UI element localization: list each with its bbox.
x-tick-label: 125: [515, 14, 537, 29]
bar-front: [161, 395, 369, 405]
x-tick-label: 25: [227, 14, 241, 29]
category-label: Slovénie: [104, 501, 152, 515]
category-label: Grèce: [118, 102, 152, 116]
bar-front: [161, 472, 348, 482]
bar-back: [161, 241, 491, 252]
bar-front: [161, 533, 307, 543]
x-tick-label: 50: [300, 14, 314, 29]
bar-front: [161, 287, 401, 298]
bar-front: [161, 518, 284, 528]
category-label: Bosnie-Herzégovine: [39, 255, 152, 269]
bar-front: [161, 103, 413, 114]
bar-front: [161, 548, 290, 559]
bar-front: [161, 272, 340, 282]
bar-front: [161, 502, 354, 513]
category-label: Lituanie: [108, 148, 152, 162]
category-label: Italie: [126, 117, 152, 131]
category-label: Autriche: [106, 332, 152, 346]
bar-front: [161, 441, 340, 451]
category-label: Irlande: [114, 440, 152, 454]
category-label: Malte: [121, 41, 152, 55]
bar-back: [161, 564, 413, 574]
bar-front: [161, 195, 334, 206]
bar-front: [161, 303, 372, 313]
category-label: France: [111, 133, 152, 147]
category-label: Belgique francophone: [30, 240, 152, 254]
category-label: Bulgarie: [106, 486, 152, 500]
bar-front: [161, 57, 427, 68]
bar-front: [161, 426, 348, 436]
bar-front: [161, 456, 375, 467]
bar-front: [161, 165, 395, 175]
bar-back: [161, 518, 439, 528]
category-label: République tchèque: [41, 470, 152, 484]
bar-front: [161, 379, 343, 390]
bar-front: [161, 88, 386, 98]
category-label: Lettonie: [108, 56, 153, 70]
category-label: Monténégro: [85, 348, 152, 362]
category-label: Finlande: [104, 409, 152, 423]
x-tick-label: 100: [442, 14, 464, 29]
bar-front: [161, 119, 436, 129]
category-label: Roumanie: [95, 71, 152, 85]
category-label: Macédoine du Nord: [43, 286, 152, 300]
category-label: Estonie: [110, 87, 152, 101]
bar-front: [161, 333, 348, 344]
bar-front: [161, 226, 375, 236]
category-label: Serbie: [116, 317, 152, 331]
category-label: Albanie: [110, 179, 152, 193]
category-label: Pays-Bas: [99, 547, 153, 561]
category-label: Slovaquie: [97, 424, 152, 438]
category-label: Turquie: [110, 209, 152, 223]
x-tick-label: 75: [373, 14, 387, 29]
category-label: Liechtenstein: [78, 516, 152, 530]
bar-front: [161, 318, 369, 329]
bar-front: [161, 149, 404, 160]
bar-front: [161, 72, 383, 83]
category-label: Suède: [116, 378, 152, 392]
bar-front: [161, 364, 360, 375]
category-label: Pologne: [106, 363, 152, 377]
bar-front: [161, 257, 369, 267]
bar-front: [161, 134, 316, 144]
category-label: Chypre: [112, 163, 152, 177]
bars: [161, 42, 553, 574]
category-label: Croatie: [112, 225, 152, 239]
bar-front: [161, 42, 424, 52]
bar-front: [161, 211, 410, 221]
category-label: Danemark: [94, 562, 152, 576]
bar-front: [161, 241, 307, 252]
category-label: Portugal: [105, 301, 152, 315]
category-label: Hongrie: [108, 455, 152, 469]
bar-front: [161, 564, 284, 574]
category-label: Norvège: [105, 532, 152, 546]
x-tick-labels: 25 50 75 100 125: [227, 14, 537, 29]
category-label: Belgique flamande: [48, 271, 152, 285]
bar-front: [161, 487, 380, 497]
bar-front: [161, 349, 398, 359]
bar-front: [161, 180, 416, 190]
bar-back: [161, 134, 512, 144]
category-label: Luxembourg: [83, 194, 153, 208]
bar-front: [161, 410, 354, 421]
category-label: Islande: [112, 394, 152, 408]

======

> PROBLEM
Copy the data above, substituting "Flandre" for every occurrence of "Belgique flamande" and leaving everything else unchanged.

> TASK OUTPUT
UI element localization: list each with its bbox.
x-tick-label: 125: [515, 14, 537, 29]
bar-front: [161, 395, 369, 405]
x-tick-label: 25: [227, 14, 241, 29]
category-label: Slovénie: [104, 501, 152, 515]
category-label: Grèce: [118, 102, 152, 116]
bar-front: [161, 472, 348, 482]
bar-back: [161, 241, 491, 252]
bar-front: [161, 533, 307, 543]
x-tick-label: 50: [300, 14, 314, 29]
bar-front: [161, 287, 401, 298]
bar-front: [161, 518, 284, 528]
category-label: Bosnie-Herzégovine: [39, 255, 152, 269]
bar-front: [161, 103, 413, 114]
bar-front: [161, 548, 290, 559]
bar-front: [161, 272, 340, 282]
bar-front: [161, 502, 354, 513]
category-label: Lituanie: [108, 148, 152, 162]
category-label: Italie: [126, 117, 152, 131]
category-label: Autriche: [106, 332, 152, 346]
bar-front: [161, 441, 340, 451]
category-label: Irlande: [114, 440, 152, 454]
category-label: Malte: [121, 41, 152, 55]
bar-back: [161, 564, 413, 574]
bar-front: [161, 195, 334, 206]
bar-front: [161, 303, 372, 313]
category-label: France: [111, 133, 152, 147]
category-label: Belgique francophone: [30, 240, 152, 254]
category-label: Bulgarie: [106, 486, 152, 500]
bar-front: [161, 57, 427, 68]
bar-front: [161, 426, 348, 436]
bar-front: [161, 456, 375, 467]
bar-front: [161, 165, 395, 175]
bar-back: [161, 518, 439, 528]
category-label: République tchèque: [41, 470, 152, 484]
bar-front: [161, 379, 343, 390]
bar-front: [161, 88, 386, 98]
category-label: Lettonie: [108, 56, 153, 70]
category-label: Monténégro: [85, 348, 152, 362]
category-label: Finlande: [104, 409, 152, 423]
x-tick-label: 100: [442, 14, 464, 29]
bar-front: [161, 119, 436, 129]
category-label: Roumanie: [95, 71, 152, 85]
category-label: Macédoine du Nord: [43, 286, 152, 300]
category-label: Estonie: [110, 87, 152, 101]
bar-front: [161, 333, 348, 344]
bar-front: [161, 226, 375, 236]
category-label: Serbie: [116, 317, 152, 331]
category-label: Albanie: [110, 179, 152, 193]
category-label: Pays-Bas: [99, 547, 153, 561]
category-label: Slovaquie: [97, 424, 152, 438]
category-label: Turquie: [110, 209, 152, 223]
x-tick-label: 75: [373, 14, 387, 29]
category-label: Liechtenstein: [78, 516, 152, 530]
bar-front: [161, 318, 369, 329]
bar-front: [161, 149, 404, 160]
bar-front: [161, 72, 383, 83]
category-label: Suède: [116, 378, 152, 392]
bar-front: [161, 364, 360, 375]
category-label: Pologne: [106, 363, 152, 377]
bar-front: [161, 257, 369, 267]
bar-front: [161, 134, 316, 144]
category-label: Chypre: [112, 163, 152, 177]
bars: [161, 42, 553, 574]
category-label: Croatie: [112, 225, 152, 239]
bar-front: [161, 42, 424, 52]
bar-front: [161, 211, 410, 221]
category-label: Danemark: [94, 562, 152, 576]
bar-front: [161, 241, 307, 252]
category-label: Portugal: [105, 301, 152, 315]
category-label: Hongrie: [108, 455, 152, 469]
bar-front: [161, 564, 284, 574]
category-label: Norvège: [105, 532, 152, 546]
x-tick-labels: 25 50 75 100 125: [227, 14, 537, 29]
category-label: Flandre: [48, 271, 152, 285]
bar-front: [161, 487, 380, 497]
bar-front: [161, 349, 398, 359]
bar-front: [161, 180, 416, 190]
bar-back: [161, 134, 512, 144]
category-label: Luxembourg: [83, 194, 153, 208]
bar-front: [161, 410, 354, 421]
category-label: Islande: [112, 394, 152, 408]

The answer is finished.